* begin PROVIDED DATA *

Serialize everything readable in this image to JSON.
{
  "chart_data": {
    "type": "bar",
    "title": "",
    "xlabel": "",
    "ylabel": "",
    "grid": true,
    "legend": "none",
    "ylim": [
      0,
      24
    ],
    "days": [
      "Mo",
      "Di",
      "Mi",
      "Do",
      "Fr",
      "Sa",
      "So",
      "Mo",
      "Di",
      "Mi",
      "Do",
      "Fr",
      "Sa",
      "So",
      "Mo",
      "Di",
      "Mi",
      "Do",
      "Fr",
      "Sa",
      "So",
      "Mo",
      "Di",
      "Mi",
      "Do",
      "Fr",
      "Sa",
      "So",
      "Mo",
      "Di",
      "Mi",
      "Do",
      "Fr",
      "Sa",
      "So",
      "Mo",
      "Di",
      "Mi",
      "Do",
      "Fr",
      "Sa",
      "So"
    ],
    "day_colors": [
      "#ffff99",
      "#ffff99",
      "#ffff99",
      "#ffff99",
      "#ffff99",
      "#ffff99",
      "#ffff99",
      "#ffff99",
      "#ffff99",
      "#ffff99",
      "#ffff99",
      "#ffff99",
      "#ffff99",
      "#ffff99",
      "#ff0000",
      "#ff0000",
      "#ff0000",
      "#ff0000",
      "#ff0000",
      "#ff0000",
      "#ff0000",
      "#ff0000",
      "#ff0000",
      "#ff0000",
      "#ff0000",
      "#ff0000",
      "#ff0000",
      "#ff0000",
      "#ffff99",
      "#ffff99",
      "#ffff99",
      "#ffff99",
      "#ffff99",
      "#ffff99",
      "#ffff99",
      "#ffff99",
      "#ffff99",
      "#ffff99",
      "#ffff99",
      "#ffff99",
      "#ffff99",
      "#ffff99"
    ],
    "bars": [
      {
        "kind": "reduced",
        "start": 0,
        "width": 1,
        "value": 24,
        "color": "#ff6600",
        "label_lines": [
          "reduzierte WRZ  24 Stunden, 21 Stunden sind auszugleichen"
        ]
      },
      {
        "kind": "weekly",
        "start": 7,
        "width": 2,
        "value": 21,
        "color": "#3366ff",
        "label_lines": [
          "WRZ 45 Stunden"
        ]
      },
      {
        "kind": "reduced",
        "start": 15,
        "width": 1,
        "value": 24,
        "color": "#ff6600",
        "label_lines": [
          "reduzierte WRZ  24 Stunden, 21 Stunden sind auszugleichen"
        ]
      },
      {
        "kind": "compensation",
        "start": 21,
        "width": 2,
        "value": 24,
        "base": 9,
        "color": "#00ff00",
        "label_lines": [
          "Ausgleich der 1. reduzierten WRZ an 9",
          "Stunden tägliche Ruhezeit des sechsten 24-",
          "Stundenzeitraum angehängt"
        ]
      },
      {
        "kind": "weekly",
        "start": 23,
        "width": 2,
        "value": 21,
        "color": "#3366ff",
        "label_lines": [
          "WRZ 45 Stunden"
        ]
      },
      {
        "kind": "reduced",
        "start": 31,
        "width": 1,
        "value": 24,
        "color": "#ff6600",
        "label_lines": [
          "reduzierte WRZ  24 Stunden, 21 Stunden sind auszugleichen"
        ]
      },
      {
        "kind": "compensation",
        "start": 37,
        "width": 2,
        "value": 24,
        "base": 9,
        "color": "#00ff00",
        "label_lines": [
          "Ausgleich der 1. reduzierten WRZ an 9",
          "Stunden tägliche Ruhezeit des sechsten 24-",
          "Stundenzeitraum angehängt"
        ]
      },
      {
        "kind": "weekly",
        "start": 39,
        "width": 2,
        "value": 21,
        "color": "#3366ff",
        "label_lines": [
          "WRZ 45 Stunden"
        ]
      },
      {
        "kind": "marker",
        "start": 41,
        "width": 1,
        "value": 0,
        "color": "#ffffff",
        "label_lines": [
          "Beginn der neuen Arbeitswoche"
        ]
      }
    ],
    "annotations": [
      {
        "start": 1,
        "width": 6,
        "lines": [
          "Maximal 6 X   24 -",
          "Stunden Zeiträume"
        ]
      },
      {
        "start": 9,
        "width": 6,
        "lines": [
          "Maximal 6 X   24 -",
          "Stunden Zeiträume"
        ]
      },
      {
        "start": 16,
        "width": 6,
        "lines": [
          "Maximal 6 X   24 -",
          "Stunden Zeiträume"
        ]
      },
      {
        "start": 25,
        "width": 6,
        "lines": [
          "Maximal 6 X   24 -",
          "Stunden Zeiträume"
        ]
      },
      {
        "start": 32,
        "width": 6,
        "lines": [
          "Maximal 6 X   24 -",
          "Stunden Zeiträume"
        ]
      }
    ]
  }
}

* end PROVIDED DATA *

_SET PROBLEM_. Please reproduce each line exactly as written.

_RESULT_.
Serialize everything readable in this image to JSON.
{
  "chart_data": {
    "type": "bar",
    "title": "",
    "xlabel": "",
    "ylabel": "",
    "grid": true,
    "legend": "none",
    "ylim": [
      0,
      24
    ],
    "days": [
      "Mo",
      "Di",
      "Mi",
      "Do",
      "Fr",
      "Sa",
      "So",
      "Mo",
      "Di",
      "Mi",
      "Do",
      "Fr",
      "Sa",
      "So",
      "Mo",
      "Di",
      "Mi",
      "Do",
      "Fr",
      "Sa",
      "So",
      "Mo",
      "Di",
      "Mi",
      "Do",
      "Fr",
      "Sa",
      "So",
      "Mo",
      "Di",
      "Mi",
      "Do",
      "Fr",
      "Sa",
      "So",
      "Mo",
      "Di",
      "Mi",
      "Do",
      "Fr",
      "Sa",
      "So"
    ],
    "day_colors": [
      "#ffff99",
      "#ffff99",
      "#ffff99",
      "#ffff99",
      "#ffff99",
      "#ffff99",
      "#ffff99",
      "#ffff99",
      "#ffff99",
      "#ffff99",
      "#ffff99",
      "#ffff99",
      "#ffff99",
      "#ffff99",
      "#ff0000",
      "#ff0000",
      "#ff0000",
      "#ff0000",
      "#ff0000",
      "#ff0000",
      "#ff0000",
      "#ff0000",
      "#ff0000",
      "#ff0000",
      "#ff0000",
      "#ff0000",
      "#ff0000",
      "#ff0000",
      "#ffff99",
      "#ffff99",
      "#ffff99",
      "#ffff99",
      "#ffff99",
      "#ffff99",
      "#ffff99",
      "#ffff99",
      "#ffff99",
      "#ffff99",
      "#ffff99",
      "#ffff99",
      "#ffff99",
      "#ffff99"
    ],
    "bars": [
      {
        "kind": "reduced",
        "start": 0,
        "width": 1,
        "value": 24,
        "color": "#ff6600",
        "label_lines": [
          "reduzierte WRZ  24 Stunden, 21 Stunden sind auszugleichen"
        ]
      },
      {
        "kind": "weekly",
        "start": 7,
        "width": 2,
        "value": 21,
        "color": "#3366ff",
        "label_lines": [
          "WRZ 45 Stunden"
        ]
      },
      {
        "kind": "reduced",
        "start": 15,
        "width": 1,
        "value": 24,
        "color": "#ff6600",
        "label_lines": [
          "reduzierte WRZ  24 Stunden, 21 Stunden sind auszugleichen"
        ]
      },
      {
        "kind": "compensation",
        "start": 21,
        "width": 2,
        "value": 24,
        "base": 9,
        "color": "#00ff00",
        "label_lines": [
          "Ausgleich der 1. reduzierten WRZ an 9",
          "Stunden tägliche Ruhezeit des sechsten 24-",
          "Stundenzeitraum angehängt"
        ]
      },
      {
        "kind": "weekly",
        "start": 23,
        "width": 2,
        "value": 21,
        "color": "#3366ff",
        "label_lines": [
          "WRZ 45 Stunden"
        ]
      },
      {
        "kind": "reduced",
        "start": 31,
        "width": 1,
        "value": 24,
        "color": "#ff6600",
        "label_lines": [
          "reduzierte WRZ  24 Stunden, 21 Stunden sind auszugleichen"
        ]
      },
      {
        "kind": "compensation",
        "start": 37,
        "width": 2,
        "value": 24,
        "base": 9,
        "color": "#00ff00",
        "label_lines": [
          "Ausgleich der 1. reduzierten WRZ an 9",
          "Stunden tägliche Ruhezeit des sechsten 24-",
          "Stundenzeitraum angehängt"
        ]
      },
      {
        "kind": "weekly",
        "start": 39,
        "width": 2,
        "value": 21,
        "color": "#3366ff",
        "label_lines": [
          "WRZ 45 Stunden"
        ]
      },
      {
        "kind": "marker",
        "start": 41,
        "width": 1,
        "value": 0,
        "color": "#ffffff",
        "label_lines": [
          "Beginn der neuen Arbeitswoche"
        ]
      }
    ],
    "annotations": [
      {
        "start": 1,
        "width": 6,
        "lines": [
          "Maximal 6 X   24 -",
          "Stunden Zeiträume"
        ]
      },
      {
        "start": 9,
        "width": 6,
        "lines": [
          "Maximal 6 X   24 -",
          "Stunden Zeiträume"
        ]
      },
      {
        "start": 16,
        "width": 6,
        "lines": [
          "Maximal 6 X   24 -",
          "Stunden Zeiträume"
        ]
      },
      {
        "start": 25,
        "width": 6,
        "lines": [
          "Maximal 6 X   24 -",
          "Stunden Zeiträume"
        ]
      },
      {
        "start": 32,
        "width": 6,
        "lines": [
          "Maximal 6 X   24 -",
          "Stunden Zeiträume"
        ]
      }
    ]
  }
}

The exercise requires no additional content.